### DO THIS
Print all of the entries exactly, minus the pictures.

### THE DATA
_____

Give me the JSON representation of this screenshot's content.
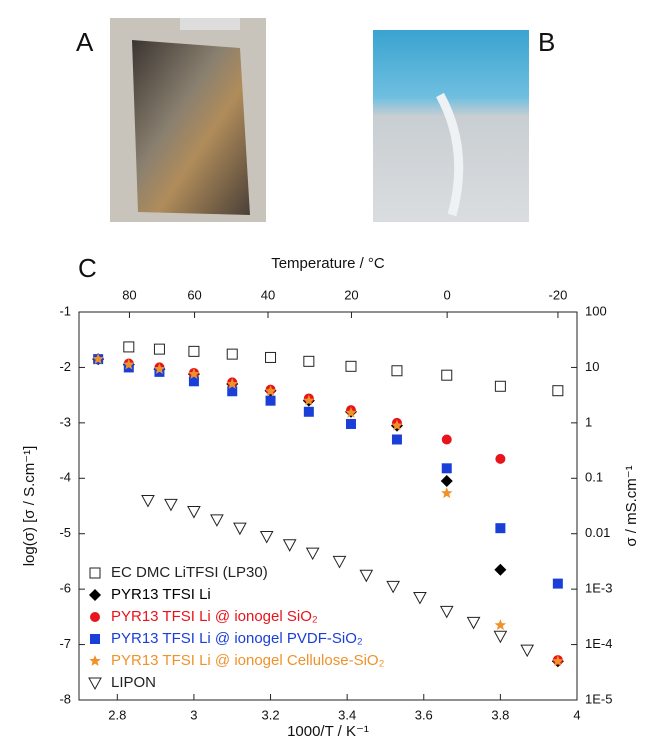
{
  "panel_labels": [
    "A",
    "B",
    "C"
  ],
  "chart_data": {
    "type": "scatter",
    "xlabel": "1000/T  / K⁻¹",
    "ylabel": "log(σ)  [σ / S.cm⁻¹]",
    "y2label": "σ / mS.cm⁻¹",
    "top_axis": {
      "label": "Temperature  / °C",
      "ticks": [
        80,
        60,
        40,
        20,
        0,
        -20
      ]
    },
    "xlim": [
      2.7,
      4.0
    ],
    "xticks": [
      2.8,
      3.0,
      3.2,
      3.4,
      3.6,
      3.8,
      4.0
    ],
    "ylim": [
      -8,
      -1
    ],
    "yticks": [
      -1,
      -2,
      -3,
      -4,
      -5,
      -6,
      -7,
      -8
    ],
    "y2lim": [
      1e-05,
      100
    ],
    "y2log": true,
    "y2ticks": [
      100,
      10,
      1,
      0.1,
      0.01,
      {
        "value": 0.001,
        "label": "1E-3"
      },
      {
        "value": 0.0001,
        "label": "1E-4"
      },
      {
        "value": 1e-05,
        "label": "1E-5"
      }
    ],
    "legend": "lower left",
    "series": [
      {
        "name": "EC DMC LiTFSI (LP30)",
        "color": "#222222",
        "marker": "square-open",
        "x": [
          2.83,
          2.91,
          3.0,
          3.1,
          3.2,
          3.3,
          3.41,
          3.53,
          3.66,
          3.8,
          3.95
        ],
        "values": [
          -1.63,
          -1.67,
          -1.71,
          -1.76,
          -1.82,
          -1.89,
          -1.98,
          -2.06,
          -2.14,
          -2.34,
          -2.42
        ]
      },
      {
        "name": "PYR13 TFSI Li",
        "color": "#000000",
        "marker": "diamond",
        "x": [
          2.75,
          2.83,
          2.91,
          3.0,
          3.1,
          3.2,
          3.3,
          3.41,
          3.53,
          3.66,
          3.8,
          3.95
        ],
        "values": [
          -1.85,
          -1.95,
          -2.03,
          -2.12,
          -2.3,
          -2.42,
          -2.6,
          -2.8,
          -3.05,
          -4.05,
          -5.65,
          -7.3
        ]
      },
      {
        "name": "PYR13 TFSI Li @ ionogel SiO₂",
        "color": "#e8141c",
        "marker": "circle",
        "x": [
          2.75,
          2.83,
          2.91,
          3.0,
          3.1,
          3.2,
          3.3,
          3.41,
          3.53,
          3.66,
          3.8,
          3.95
        ],
        "values": [
          -1.85,
          -1.93,
          -2.0,
          -2.1,
          -2.27,
          -2.4,
          -2.56,
          -2.77,
          -3.0,
          -3.3,
          -3.65,
          -7.28
        ]
      },
      {
        "name": "PYR13 TFSI Li @ ionogel PVDF-SiO₂",
        "color": "#1a3fd8",
        "marker": "square",
        "x": [
          2.75,
          2.83,
          2.91,
          3.0,
          3.1,
          3.2,
          3.3,
          3.41,
          3.53,
          3.66,
          3.8,
          3.95
        ],
        "values": [
          -1.85,
          -2.0,
          -2.08,
          -2.25,
          -2.43,
          -2.6,
          -2.8,
          -3.02,
          -3.3,
          -3.82,
          -4.9,
          -5.9
        ]
      },
      {
        "name": "PYR13 TFSI Li @ ionogel Cellulose-SiO₂",
        "color": "#f0922a",
        "marker": "star",
        "x": [
          2.75,
          2.83,
          2.91,
          3.0,
          3.1,
          3.2,
          3.3,
          3.41,
          3.53,
          3.66,
          3.8,
          3.95
        ],
        "values": [
          -1.85,
          -1.95,
          -2.03,
          -2.12,
          -2.3,
          -2.43,
          -2.6,
          -2.82,
          -3.05,
          -4.27,
          -6.65,
          -7.3
        ]
      },
      {
        "name": "LIPON",
        "color": "#222222",
        "marker": "triangle-down-open",
        "x": [
          2.88,
          2.94,
          3.0,
          3.06,
          3.12,
          3.19,
          3.25,
          3.31,
          3.38,
          3.45,
          3.52,
          3.59,
          3.66,
          3.73,
          3.8,
          3.87
        ],
        "values": [
          -4.4,
          -4.47,
          -4.6,
          -4.75,
          -4.9,
          -5.05,
          -5.2,
          -5.35,
          -5.5,
          -5.75,
          -5.95,
          -6.15,
          -6.4,
          -6.6,
          -6.85,
          -7.1
        ]
      }
    ]
  }
}
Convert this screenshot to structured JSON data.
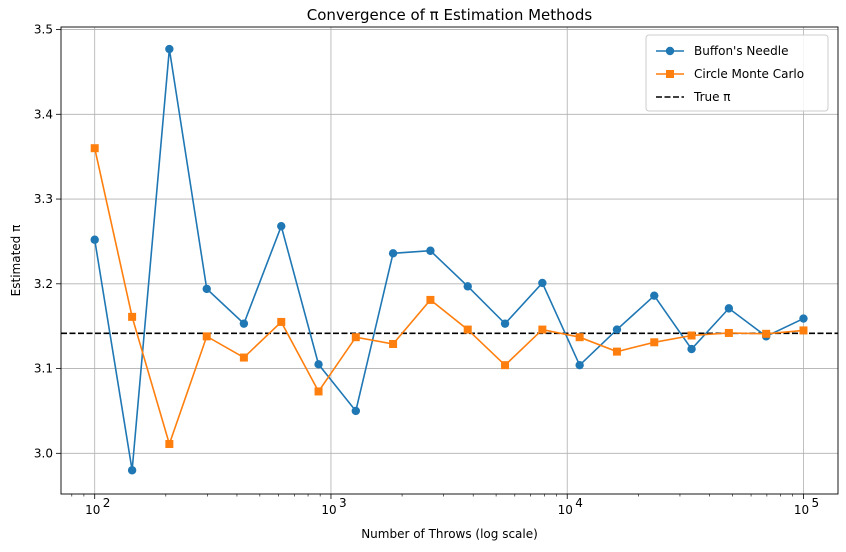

_____

### RESPONSE TO THIS EXERCISE
Give me the JSON representation of this screenshot's content.
{
  "panel_labels": [
    "A",
    "B",
    "C"
  ],
  "chart_data": {
    "type": "scatter",
    "xlabel": "1000/T  / K⁻¹",
    "ylabel": "log(σ)  [σ / S.cm⁻¹]",
    "y2label": "σ / mS.cm⁻¹",
    "top_axis": {
      "label": "Temperature  / °C",
      "ticks": [
        80,
        60,
        40,
        20,
        0,
        -20
      ]
    },
    "xlim": [
      2.7,
      4.0
    ],
    "xticks": [
      2.8,
      3.0,
      3.2,
      3.4,
      3.6,
      3.8,
      4.0
    ],
    "ylim": [
      -8,
      -1
    ],
    "yticks": [
      -1,
      -2,
      -3,
      -4,
      -5,
      -6,
      -7,
      -8
    ],
    "y2lim": [
      1e-05,
      100
    ],
    "y2log": true,
    "y2ticks": [
      100,
      10,
      1,
      0.1,
      0.01,
      {
        "value": 0.001,
        "label": "1E-3"
      },
      {
        "value": 0.0001,
        "label": "1E-4"
      },
      {
        "value": 1e-05,
        "label": "1E-5"
      }
    ],
    "legend": "lower left",
    "series": [
      {
        "name": "EC DMC LiTFSI (LP30)",
        "color": "#222222",
        "marker": "square-open",
        "x": [
          2.83,
          2.91,
          3.0,
          3.1,
          3.2,
          3.3,
          3.41,
          3.53,
          3.66,
          3.8,
          3.95
        ],
        "values": [
          -1.63,
          -1.67,
          -1.71,
          -1.76,
          -1.82,
          -1.89,
          -1.98,
          -2.06,
          -2.14,
          -2.34,
          -2.42
        ]
      },
      {
        "name": "PYR13 TFSI Li",
        "color": "#000000",
        "marker": "diamond",
        "x": [
          2.75,
          2.83,
          2.91,
          3.0,
          3.1,
          3.2,
          3.3,
          3.41,
          3.53,
          3.66,
          3.8,
          3.95
        ],
        "values": [
          -1.85,
          -1.95,
          -2.03,
          -2.12,
          -2.3,
          -2.42,
          -2.6,
          -2.8,
          -3.05,
          -4.05,
          -5.65,
          -7.3
        ]
      },
      {
        "name": "PYR13 TFSI Li @ ionogel SiO₂",
        "color": "#e8141c",
        "marker": "circle",
        "x": [
          2.75,
          2.83,
          2.91,
          3.0,
          3.1,
          3.2,
          3.3,
          3.41,
          3.53,
          3.66,
          3.8,
          3.95
        ],
        "values": [
          -1.85,
          -1.93,
          -2.0,
          -2.1,
          -2.27,
          -2.4,
          -2.56,
          -2.77,
          -3.0,
          -3.3,
          -3.65,
          -7.28
        ]
      },
      {
        "name": "PYR13 TFSI Li @ ionogel PVDF-SiO₂",
        "color": "#1a3fd8",
        "marker": "square",
        "x": [
          2.75,
          2.83,
          2.91,
          3.0,
          3.1,
          3.2,
          3.3,
          3.41,
          3.53,
          3.66,
          3.8,
          3.95
        ],
        "values": [
          -1.85,
          -2.0,
          -2.08,
          -2.25,
          -2.43,
          -2.6,
          -2.8,
          -3.02,
          -3.3,
          -3.82,
          -4.9,
          -5.9
        ]
      },
      {
        "name": "PYR13 TFSI Li @ ionogel Cellulose-SiO₂",
        "color": "#f0922a",
        "marker": "star",
        "x": [
          2.75,
          2.83,
          2.91,
          3.0,
          3.1,
          3.2,
          3.3,
          3.41,
          3.53,
          3.66,
          3.8,
          3.95
        ],
        "values": [
          -1.85,
          -1.95,
          -2.03,
          -2.12,
          -2.3,
          -2.43,
          -2.6,
          -2.82,
          -3.05,
          -4.27,
          -6.65,
          -7.3
        ]
      },
      {
        "name": "LIPON",
        "color": "#222222",
        "marker": "triangle-down-open",
        "x": [
          2.88,
          2.94,
          3.0,
          3.06,
          3.12,
          3.19,
          3.25,
          3.31,
          3.38,
          3.45,
          3.52,
          3.59,
          3.66,
          3.73,
          3.8,
          3.87
        ],
        "values": [
          -4.4,
          -4.47,
          -4.6,
          -4.75,
          -4.9,
          -5.05,
          -5.2,
          -5.35,
          -5.5,
          -5.75,
          -5.95,
          -6.15,
          -6.4,
          -6.6,
          -6.85,
          -7.1
        ]
      }
    ]
  }
}
Convert this screenshot to structured JSON data.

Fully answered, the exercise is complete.